● WHAT IS NEEDED:
Of all the lines in the data below, how many contain "true"? Report that number alone.

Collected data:
= = = = =
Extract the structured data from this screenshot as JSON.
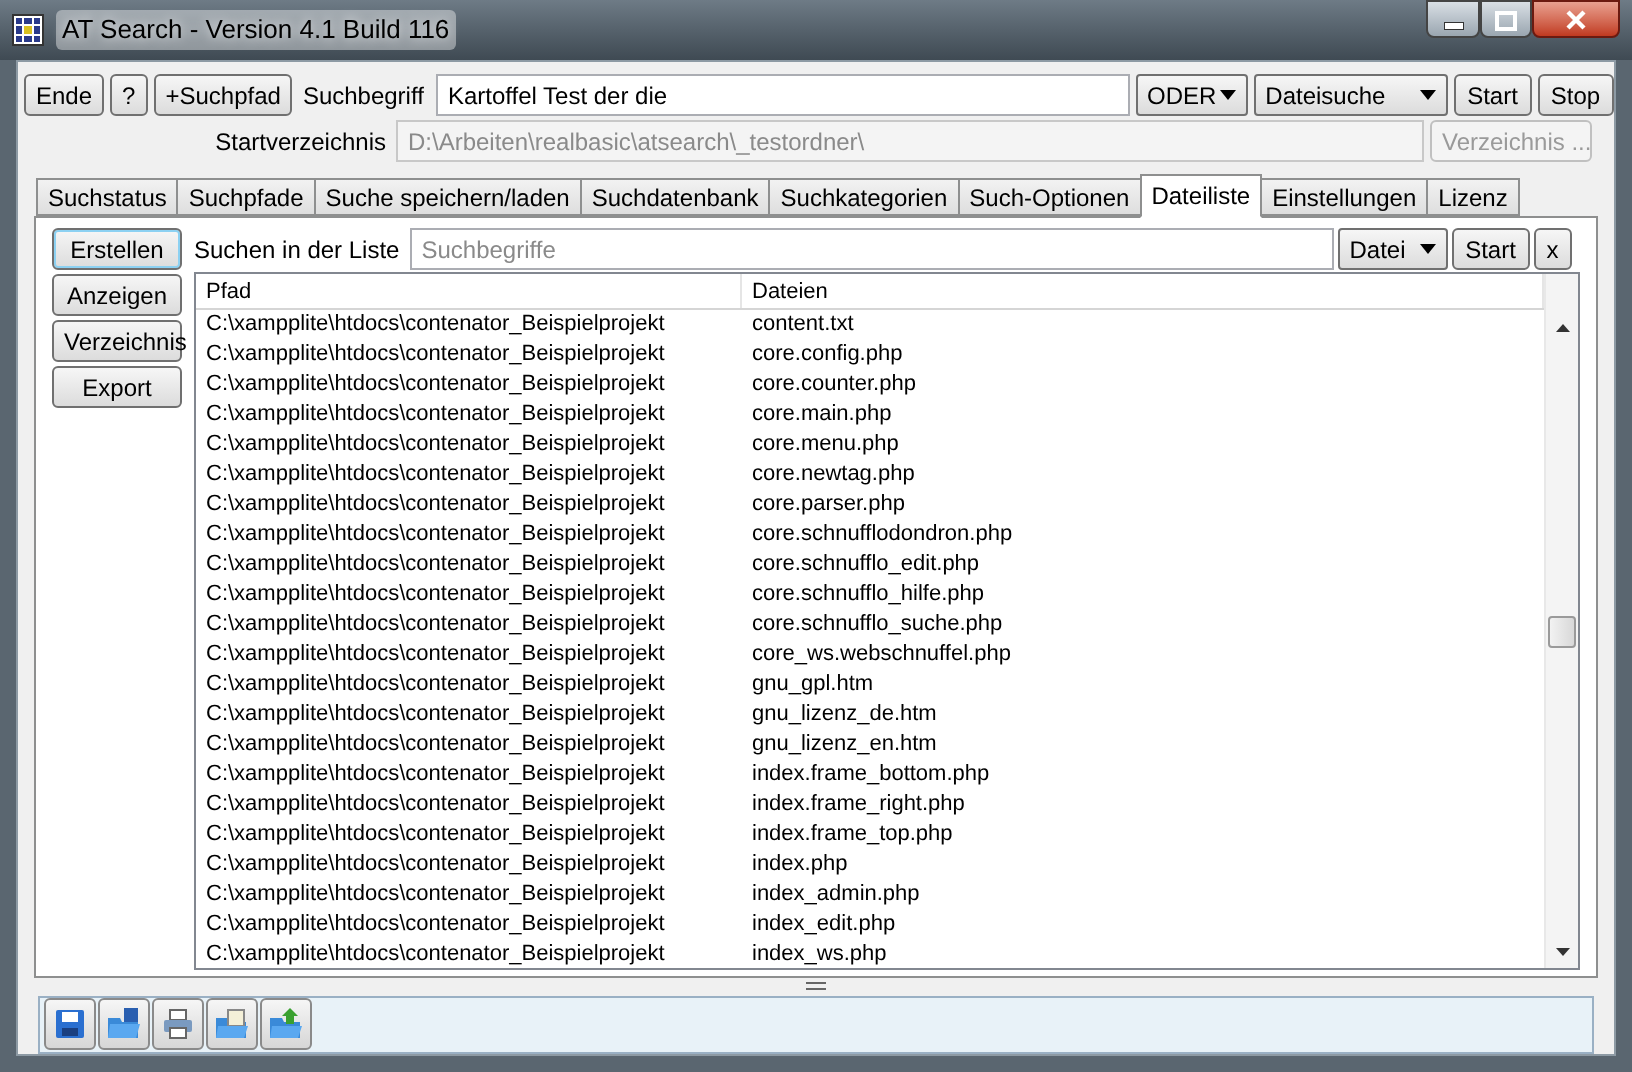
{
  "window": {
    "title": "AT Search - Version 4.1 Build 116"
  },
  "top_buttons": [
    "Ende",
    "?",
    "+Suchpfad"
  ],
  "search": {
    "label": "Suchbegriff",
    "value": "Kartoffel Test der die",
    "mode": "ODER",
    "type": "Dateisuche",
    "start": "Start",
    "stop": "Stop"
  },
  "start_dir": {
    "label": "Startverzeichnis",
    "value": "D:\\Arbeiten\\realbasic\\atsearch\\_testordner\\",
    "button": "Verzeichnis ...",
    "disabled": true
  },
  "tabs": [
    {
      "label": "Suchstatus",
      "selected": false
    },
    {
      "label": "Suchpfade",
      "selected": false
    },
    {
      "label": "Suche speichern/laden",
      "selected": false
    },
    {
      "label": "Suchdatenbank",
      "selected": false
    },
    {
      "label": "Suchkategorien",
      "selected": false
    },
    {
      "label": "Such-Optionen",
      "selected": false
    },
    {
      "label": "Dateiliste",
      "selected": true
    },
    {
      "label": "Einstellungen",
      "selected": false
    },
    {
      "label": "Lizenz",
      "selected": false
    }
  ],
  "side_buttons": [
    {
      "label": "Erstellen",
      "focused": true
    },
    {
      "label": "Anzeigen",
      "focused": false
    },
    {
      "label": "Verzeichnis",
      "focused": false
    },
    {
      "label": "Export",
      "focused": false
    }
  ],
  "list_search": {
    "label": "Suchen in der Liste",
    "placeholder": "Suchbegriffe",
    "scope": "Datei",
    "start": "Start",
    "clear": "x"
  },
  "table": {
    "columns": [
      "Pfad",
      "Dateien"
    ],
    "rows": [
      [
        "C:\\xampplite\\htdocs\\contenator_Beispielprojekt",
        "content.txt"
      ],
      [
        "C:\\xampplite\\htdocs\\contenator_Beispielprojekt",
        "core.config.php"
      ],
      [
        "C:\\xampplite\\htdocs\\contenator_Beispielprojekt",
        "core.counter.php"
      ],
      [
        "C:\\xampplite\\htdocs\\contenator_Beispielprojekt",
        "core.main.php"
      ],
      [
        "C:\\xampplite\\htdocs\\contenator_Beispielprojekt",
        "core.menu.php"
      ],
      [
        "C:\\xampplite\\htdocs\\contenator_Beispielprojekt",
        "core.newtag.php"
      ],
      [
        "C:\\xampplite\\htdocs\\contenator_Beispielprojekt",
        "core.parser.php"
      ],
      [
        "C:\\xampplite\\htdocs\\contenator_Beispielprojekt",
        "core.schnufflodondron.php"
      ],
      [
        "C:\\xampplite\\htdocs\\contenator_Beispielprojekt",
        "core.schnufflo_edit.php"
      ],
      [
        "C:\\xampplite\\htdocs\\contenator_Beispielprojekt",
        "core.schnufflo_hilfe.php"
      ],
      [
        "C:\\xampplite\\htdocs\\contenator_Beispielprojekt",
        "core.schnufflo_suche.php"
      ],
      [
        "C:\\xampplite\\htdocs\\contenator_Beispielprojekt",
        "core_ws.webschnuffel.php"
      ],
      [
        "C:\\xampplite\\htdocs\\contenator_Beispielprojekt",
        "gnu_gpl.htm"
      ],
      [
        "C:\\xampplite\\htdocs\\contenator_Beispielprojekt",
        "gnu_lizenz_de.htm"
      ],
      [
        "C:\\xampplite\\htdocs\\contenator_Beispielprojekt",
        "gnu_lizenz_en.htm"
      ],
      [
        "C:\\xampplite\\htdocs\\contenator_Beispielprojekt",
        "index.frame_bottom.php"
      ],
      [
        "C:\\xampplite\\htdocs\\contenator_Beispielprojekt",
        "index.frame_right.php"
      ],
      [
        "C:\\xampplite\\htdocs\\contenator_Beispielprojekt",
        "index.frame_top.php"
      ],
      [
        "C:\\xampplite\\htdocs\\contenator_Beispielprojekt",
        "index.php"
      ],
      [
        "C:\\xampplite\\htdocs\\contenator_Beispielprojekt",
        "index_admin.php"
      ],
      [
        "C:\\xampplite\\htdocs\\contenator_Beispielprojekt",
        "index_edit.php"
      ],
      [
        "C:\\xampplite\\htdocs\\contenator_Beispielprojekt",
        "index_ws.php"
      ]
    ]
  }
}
= = = = =
● EXERCISE RESULT:
3